• _WHAT IS NEEDED_
Say how many lines contain the word "this". Only the number should be given.

• _INFORMATION SHOWN_
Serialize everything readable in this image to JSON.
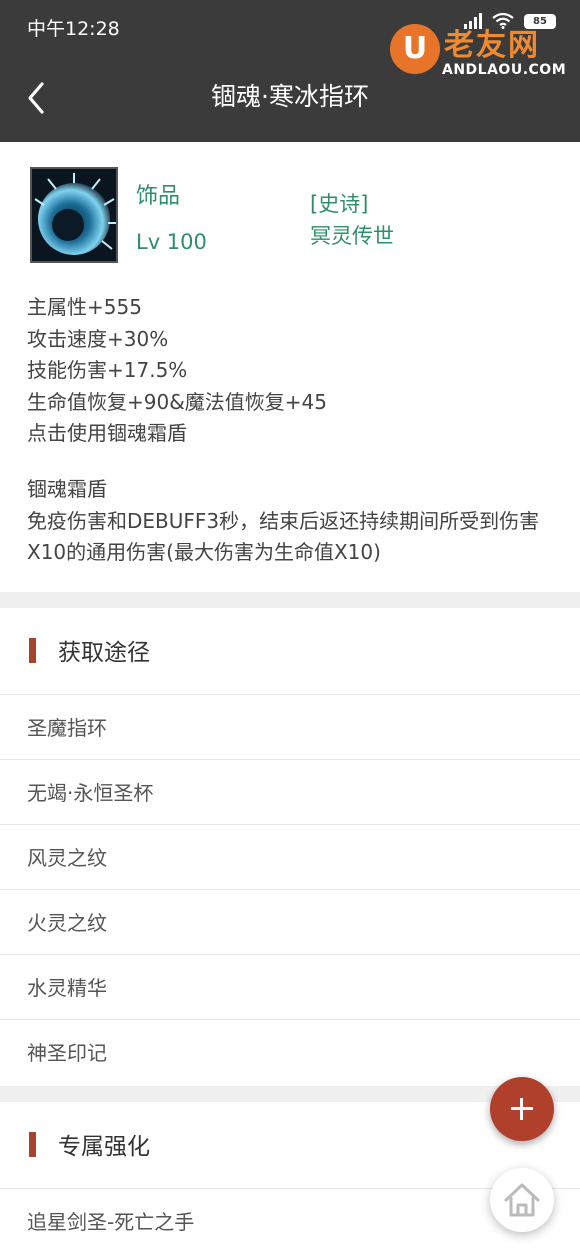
{
  "status_bar": {
    "time": "中午12:28",
    "battery": "85"
  },
  "watermark": {
    "logo_letter": "U",
    "brand": "老友网",
    "domain": "ANDLAOU.COM"
  },
  "header": {
    "title": "锢魂·寒冰指环"
  },
  "item": {
    "type": "饰品",
    "level": "Lv 100",
    "rarity": "[史诗]",
    "set": "冥灵传世",
    "stats": [
      "主属性+555",
      "攻击速度+30%",
      "技能伤害+17.5%",
      "生命值恢复+90&魔法值恢复+45",
      "点击使用锢魂霜盾"
    ],
    "skill_name": "锢魂霜盾",
    "skill_desc": "免疫伤害和DEBUFF3秒，结束后返还持续期间所受到伤害X10的通用伤害(最大伤害为生命值X10)"
  },
  "sources": {
    "title": "获取途径",
    "items": [
      "圣魔指环",
      "无竭·永恒圣杯",
      "风灵之纹",
      "火灵之纹",
      "水灵精华",
      "神圣印记"
    ]
  },
  "exclusive": {
    "title": "专属强化",
    "items": [
      "追星剑圣-死亡之手"
    ]
  },
  "colors": {
    "accent": "#a9442c",
    "green_text": "#2f8f6a",
    "header_bg": "#3b3b3b"
  }
}
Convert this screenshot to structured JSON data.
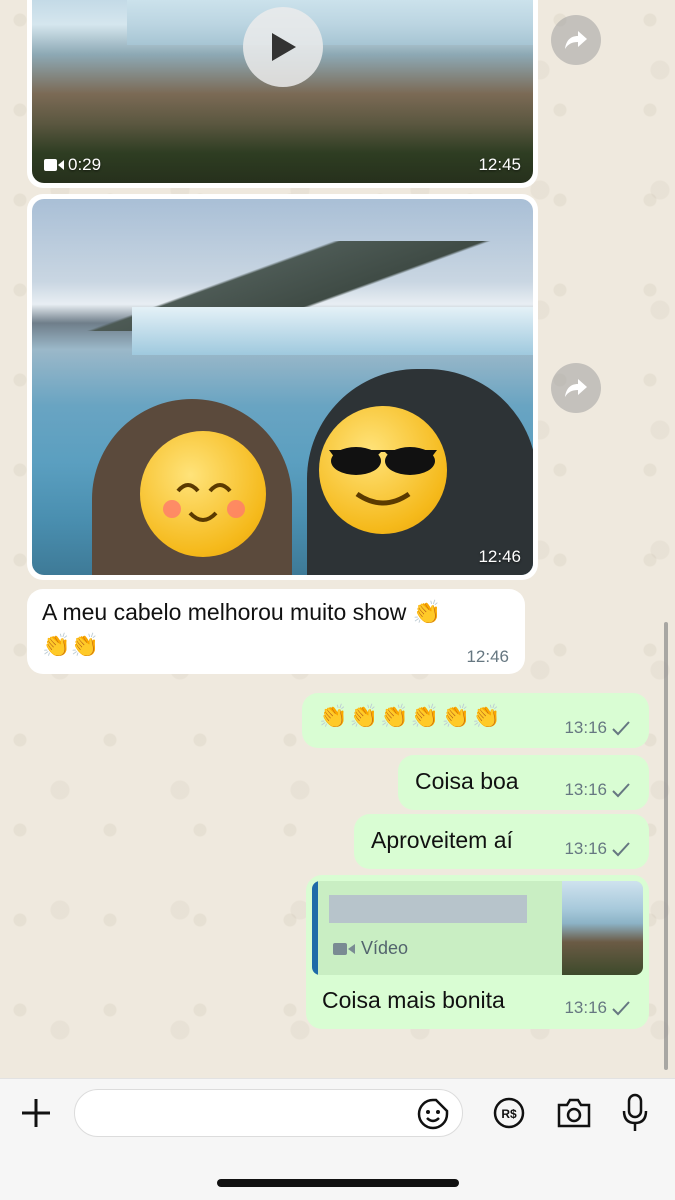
{
  "messages": {
    "video": {
      "duration": "0:29",
      "time": "12:45"
    },
    "photo": {
      "time": "12:46"
    },
    "incoming_text": {
      "text": "A meu cabelo melhorou muito show 👏",
      "text2": "👏👏",
      "time": "12:46"
    },
    "outgoing": [
      {
        "text": "👏👏👏👏👏👏",
        "time": "13:16"
      },
      {
        "text": "Coisa boa",
        "time": "13:16"
      },
      {
        "text": "Aproveitem aí",
        "time": "13:16"
      }
    ],
    "reply": {
      "quoted_type": "Vídeo",
      "text": "Coisa mais bonita",
      "time": "13:16"
    }
  },
  "colors": {
    "incoming_bubble": "#ffffff",
    "outgoing_bubble": "#d9fdd3",
    "quote_accent": "#1e6ba8",
    "chat_background": "#efeae2"
  },
  "icons": {
    "play": "play-icon",
    "forward": "forward-icon",
    "video": "video-camera-icon",
    "check": "check-icon",
    "attach": "plus-icon",
    "sticker": "sticker-icon",
    "payment": "payment-icon",
    "camera": "camera-icon",
    "mic": "microphone-icon"
  }
}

• _WRITTEN RESPONSE_
2